Raw records

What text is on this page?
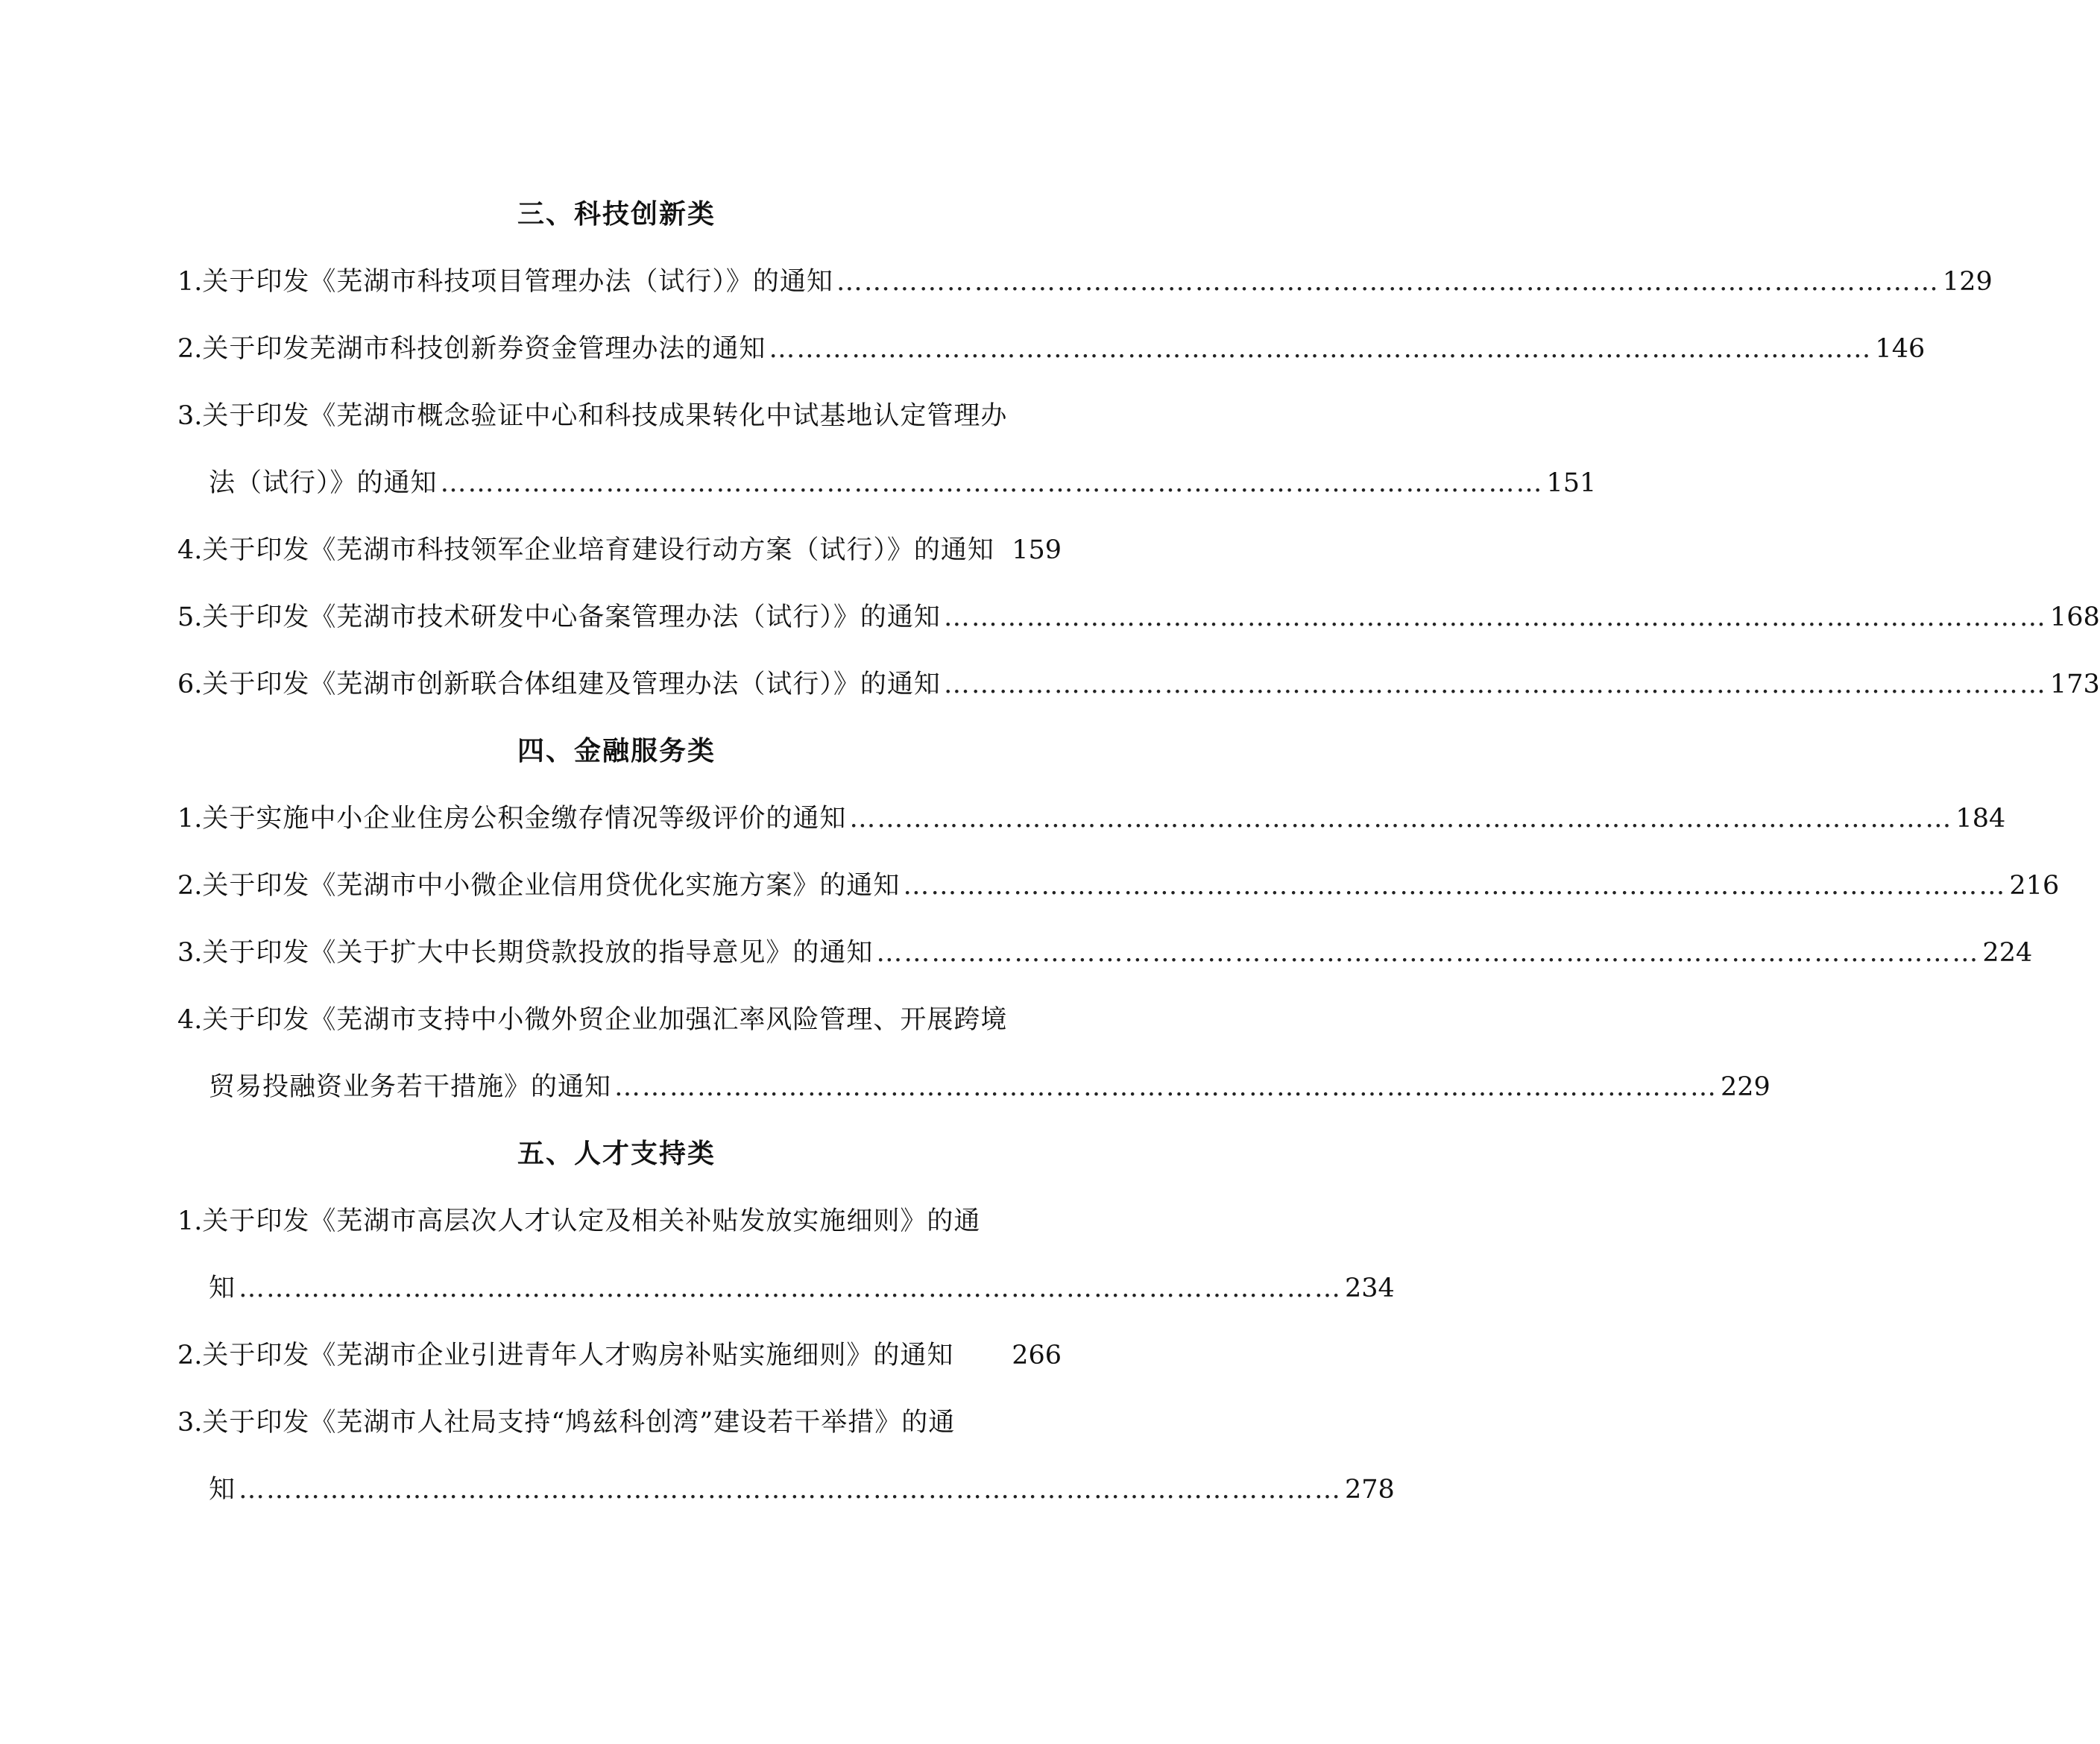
三、科技创新类
1. 关于印发《芜湖市科技项目管理办法（试行）》的通知 ………………………………………………………………………………………………………… 129
2. 关于印发芜湖市科技创新券资金管理办法的通知 ………………………………………………………………………………………………………… 146
3. 关于印发《芜湖市概念验证中心和科技成果转化中试基地认定管理办
法（试行）》的通知 ………………………………………………………………………………………………………… 151
4. 关于印发《芜湖市科技领军企业培育建设行动方案（试行）》的通知 159
5. 关于印发《芜湖市技术研发中心备案管理办法（试行）》的通知 ………………………………………………………………………………………………………… 168
6. 关于印发《芜湖市创新联合体组建及管理办法（试行）》的通知 ………………………………………………………………………………………………………… 173
四、金融服务类
1. 关于实施中小企业住房公积金缴存情况等级评价的通知 ………………………………………………………………………………………………………… 184
2. 关于印发《芜湖市中小微企业信用贷优化实施方案》的通知 ………………………………………………………………………………………………………… 216
3. 关于印发《关于扩大中长期贷款投放的指导意见》的通知 ………………………………………………………………………………………………………… 224
4. 关于印发《芜湖市支持中小微外贸企业加强汇率风险管理、开展跨境
贸易投融资业务若干措施》的通知 ………………………………………………………………………………………………………… 229
五、人才支持类
1. 关于印发《芜湖市高层次人才认定及相关补贴发放实施细则》的通
知 ………………………………………………………………………………………………………… 234
2. 关于印发《芜湖市企业引进青年人才购房补贴实施细则》的通知 266
3. 关于印发《芜湖市人社局支持“鸠兹科创湾”建设若干举措》的通
知 ………………………………………………………………………………………………………… 278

### Given instruction:
Each record above should come back exactly the same, only without its pictures.

### Expected answer:
What text is on this page?
三、科技创新类
1. 关于印发《芜湖市科技项目管理办法（试行）》的通知 ………………………………………………………………………………………………………… 129
2. 关于印发芜湖市科技创新券资金管理办法的通知 ………………………………………………………………………………………………………… 146
3. 关于印发《芜湖市概念验证中心和科技成果转化中试基地认定管理办
法（试行）》的通知 ………………………………………………………………………………………………………… 151
4. 关于印发《芜湖市科技领军企业培育建设行动方案（试行）》的通知 159
5. 关于印发《芜湖市技术研发中心备案管理办法（试行）》的通知 ………………………………………………………………………………………………………… 168
6. 关于印发《芜湖市创新联合体组建及管理办法（试行）》的通知 ………………………………………………………………………………………………………… 173
四、金融服务类
1. 关于实施中小企业住房公积金缴存情况等级评价的通知 ………………………………………………………………………………………………………… 184
2. 关于印发《芜湖市中小微企业信用贷优化实施方案》的通知 ………………………………………………………………………………………………………… 216
3. 关于印发《关于扩大中长期贷款投放的指导意见》的通知 ………………………………………………………………………………………………………… 224
4. 关于印发《芜湖市支持中小微外贸企业加强汇率风险管理、开展跨境
贸易投融资业务若干措施》的通知 ………………………………………………………………………………………………………… 229
五、人才支持类
1. 关于印发《芜湖市高层次人才认定及相关补贴发放实施细则》的通
知 ………………………………………………………………………………………………………… 234
2. 关于印发《芜湖市企业引进青年人才购房补贴实施细则》的通知 266
3. 关于印发《芜湖市人社局支持“鸠兹科创湾”建设若干举措》的通
知 ………………………………………………………………………………………………………… 278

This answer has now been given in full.